━━ 提示文

図7に示すように、移動抑制部材72は、バスバー60の外周側に配置されている。そして、移動抑制部材72は、極柱部44の軸方向における、ナット55とボルト61の頭部61bとの間に介装されている。移動抑制部材72は、厚み方向の一方の面72aが、ナット55のバスバー側端面55cに面接触した状態で押し付けられ、他方の面72bが、ボルト61における頭部61bに面接触した状態で押し付けられている。
【0048】
したがって、第2の実施形態によれば、以下のような効果を得ることができる。
(7)ナット55が螺合される極柱部44の雄ねじ部44aと、ボルト61が螺合される極柱部44の雌ねじ部44bは逆ねじの関係にある。このため、ナット55に対し、螺退する方向に力が作用したとき、移動抑制部材72にはナット55の螺退方向への力が作用する。すると、移動抑制部材72の接しているボルト61には、雌ねじ部44bに対し螺進する方向への力が作用し、ボルト61の緩みを抑制できる。
【0049】
なお、上記実施形態は以下のように変更してもよい。
○
図8(a)に示すように、バスバー60の導通面60bに係合凹部60dを形成するとともに、ナット55のバスバー側端面55cに係合凹部55dを形成する。一方、移動抑制部材70において、一方の面70a及び他方の面70bに、係合凸部70dを形成する。

━━━━

◆ **作業項目 1**
次の(a)〜(c)が提示文の内容と一致するかどうか、それぞれ「はい」か「いいえ」で答え、判断の決め手となる提示文の語句をそのまま引用すること。
(a) 移動抑制部材72は、バスバー60の外周側に配置されている。
(b) 極柱部44の雄ねじ部44aと雌ねじ部44bは、同じ向きのねじである。
(c) 図8(a)の変更例では、係合凹部60dはバスバー60の導通面60bに形成される。
◆ **作業項目 2**
ナットとボルトの緩み止めを扱う提示文について、最後の文に続く部分を書き足すこと。
記録はこの作業に一切関係しない。

━━ データの記録

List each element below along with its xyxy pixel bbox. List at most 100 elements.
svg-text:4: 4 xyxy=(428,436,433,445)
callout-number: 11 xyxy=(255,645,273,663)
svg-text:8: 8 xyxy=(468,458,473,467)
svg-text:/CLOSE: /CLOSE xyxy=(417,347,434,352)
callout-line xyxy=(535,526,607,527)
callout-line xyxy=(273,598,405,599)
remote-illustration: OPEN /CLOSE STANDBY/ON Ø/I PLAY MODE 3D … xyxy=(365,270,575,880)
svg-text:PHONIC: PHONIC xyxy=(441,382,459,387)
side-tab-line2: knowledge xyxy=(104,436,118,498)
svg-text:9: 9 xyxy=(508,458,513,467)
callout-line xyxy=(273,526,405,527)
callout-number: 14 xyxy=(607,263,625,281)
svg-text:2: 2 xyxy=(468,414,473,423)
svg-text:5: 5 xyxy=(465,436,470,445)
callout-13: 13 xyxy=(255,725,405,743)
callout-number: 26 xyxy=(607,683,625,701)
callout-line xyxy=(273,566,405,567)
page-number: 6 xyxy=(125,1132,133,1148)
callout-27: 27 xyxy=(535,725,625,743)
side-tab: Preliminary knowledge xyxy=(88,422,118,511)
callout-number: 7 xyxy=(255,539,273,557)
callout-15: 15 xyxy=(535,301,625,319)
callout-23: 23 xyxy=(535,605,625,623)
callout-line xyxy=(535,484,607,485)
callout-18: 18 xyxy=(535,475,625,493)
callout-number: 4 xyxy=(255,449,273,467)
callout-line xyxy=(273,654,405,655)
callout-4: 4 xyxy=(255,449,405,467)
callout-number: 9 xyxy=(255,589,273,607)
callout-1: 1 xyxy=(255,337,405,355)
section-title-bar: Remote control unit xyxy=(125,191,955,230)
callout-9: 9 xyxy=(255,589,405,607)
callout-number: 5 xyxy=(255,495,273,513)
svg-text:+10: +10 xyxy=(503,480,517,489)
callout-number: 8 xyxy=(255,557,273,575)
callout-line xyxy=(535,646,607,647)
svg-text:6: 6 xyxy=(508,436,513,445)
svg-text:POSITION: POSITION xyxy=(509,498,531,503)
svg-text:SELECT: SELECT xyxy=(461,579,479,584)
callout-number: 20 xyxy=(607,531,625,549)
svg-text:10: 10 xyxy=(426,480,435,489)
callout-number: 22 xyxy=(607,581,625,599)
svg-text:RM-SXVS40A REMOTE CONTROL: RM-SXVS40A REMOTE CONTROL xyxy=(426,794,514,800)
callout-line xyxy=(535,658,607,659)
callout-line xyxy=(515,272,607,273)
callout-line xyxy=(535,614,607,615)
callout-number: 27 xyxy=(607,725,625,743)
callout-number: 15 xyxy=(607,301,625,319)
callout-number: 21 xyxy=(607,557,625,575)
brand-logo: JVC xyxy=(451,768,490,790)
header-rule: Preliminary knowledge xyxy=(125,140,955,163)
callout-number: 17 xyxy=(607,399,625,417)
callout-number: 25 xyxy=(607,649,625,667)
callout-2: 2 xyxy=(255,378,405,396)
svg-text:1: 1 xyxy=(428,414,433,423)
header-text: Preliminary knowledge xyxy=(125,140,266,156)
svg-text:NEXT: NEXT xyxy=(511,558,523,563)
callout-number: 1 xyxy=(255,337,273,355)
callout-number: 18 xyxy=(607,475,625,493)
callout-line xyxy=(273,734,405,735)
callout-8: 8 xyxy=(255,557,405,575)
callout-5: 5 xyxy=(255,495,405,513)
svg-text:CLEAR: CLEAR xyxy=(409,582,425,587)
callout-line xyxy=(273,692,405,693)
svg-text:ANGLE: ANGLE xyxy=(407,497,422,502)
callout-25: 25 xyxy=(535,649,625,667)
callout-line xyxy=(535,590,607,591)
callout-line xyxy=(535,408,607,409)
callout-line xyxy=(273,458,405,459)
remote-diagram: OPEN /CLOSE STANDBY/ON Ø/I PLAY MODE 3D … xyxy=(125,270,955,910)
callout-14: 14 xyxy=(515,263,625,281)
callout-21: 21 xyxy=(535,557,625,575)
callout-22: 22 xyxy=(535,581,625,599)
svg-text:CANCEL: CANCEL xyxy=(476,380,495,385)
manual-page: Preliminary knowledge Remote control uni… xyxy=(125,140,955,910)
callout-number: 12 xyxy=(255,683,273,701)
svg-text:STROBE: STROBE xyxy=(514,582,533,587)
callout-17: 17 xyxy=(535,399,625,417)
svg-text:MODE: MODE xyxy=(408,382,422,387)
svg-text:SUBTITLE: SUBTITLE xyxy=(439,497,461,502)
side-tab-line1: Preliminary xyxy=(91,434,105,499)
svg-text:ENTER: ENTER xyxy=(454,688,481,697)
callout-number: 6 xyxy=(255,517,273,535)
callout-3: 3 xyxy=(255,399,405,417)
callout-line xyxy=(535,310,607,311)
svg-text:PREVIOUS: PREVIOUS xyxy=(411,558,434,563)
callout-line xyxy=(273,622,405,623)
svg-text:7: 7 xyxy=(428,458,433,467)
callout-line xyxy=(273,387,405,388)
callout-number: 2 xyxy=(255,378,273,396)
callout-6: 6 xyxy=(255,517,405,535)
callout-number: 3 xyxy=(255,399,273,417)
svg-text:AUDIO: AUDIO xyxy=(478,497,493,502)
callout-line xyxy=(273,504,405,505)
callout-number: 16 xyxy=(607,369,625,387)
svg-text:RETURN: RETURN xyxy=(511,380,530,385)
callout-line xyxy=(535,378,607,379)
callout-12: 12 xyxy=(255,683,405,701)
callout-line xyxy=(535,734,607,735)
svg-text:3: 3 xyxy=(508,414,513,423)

━━━━

◆ **回答 1**
(a) はい。「移動抑制部材72は、バスバー60の外周側に配置されている」
(b) いいえ。「逆ねじの関係にある」
(c) はい。「バスバー60の導通面60bに係合凹部60dを形成する」

◆ **回答 2**
【0050】
図8(b)に示すように、ナット55とバスバー60の間に移動抑制部材70が介装された状態で、各係合凹部55d,60dに、係合凸部70dを係合させてもよい。このように構成すると、移動抑制部材70に対し、ナット55及びバスバー60が回転することが防止される。このため、ナット55が螺退方向に回転しようとしても、移動抑制部材70はナット55に対し滑らないし、バスバー60に対しても移動抑制部材70は滑らない。このため、移動抑制部材70によってナット55を蓋14側に押し付けた状態が維持できる。
【0051】
なお、ナット55及びバスバー60のうちいずれか一方のみに係合凹部を設け、係合凹部に対応して移動抑制部材70に係合凸部70dを形成してもよい。また、第2の実施形態において、ナット55及び移動抑制部材72の少なくとも一方に係合凹部を設け、その係合凹部に対応して移動抑制部材72に係合凸部を設けてもよい。
【0052】
○ ナット55の蓋側端面55aを粗面加工して、絶縁部材19のフランジ部25との間に生じる摩擦力を高め、ナット55を緩みにくい構成としてもよい。また、ナット55のバスバー側端面55cを粗面加工して、移動抑制部材70,72との間に生じる摩擦力を高め、ナット55に対し移動抑制部材70,72が滑りにくい構成としてもよい。
【0053】
○ 第1の実施形態において、バスバー60の導通面60bを粗面加工して移動抑制部材70が滑り難い構成としてもよいし、第2の実施形態において、ボルト61における頭部61bを粗面加工して移動抑制部材70が滑り難い構成としてもよい。
【0054】
○ バスバー60の極柱部44への固定は、
図9に示す形態としてもよい。正極端子41又は負極端子42の極柱部44にナット55が螺合されるとともに、絶縁部材19のフランジ部25にナット55が支持されている。このナット55上にバスバー60を支持させるとともに、極柱部44にバスバー固定部材としてのナット57を螺合して、バスバー60を極柱部44に固定する。このとき、極柱部44の軸方向におけるナット55,57の間で、かつバスバー60の外側には移動抑制部材70が介装されている。
【0055】
○ 移動抑制部材70,72はゴム製でなくてもよく、例えば樹脂製であってもよい。
○ 各実施形態では、シール部材としてOリング56に具体化したが、環状のガスケットや円環状以外の環状シール部材に変更してもよい。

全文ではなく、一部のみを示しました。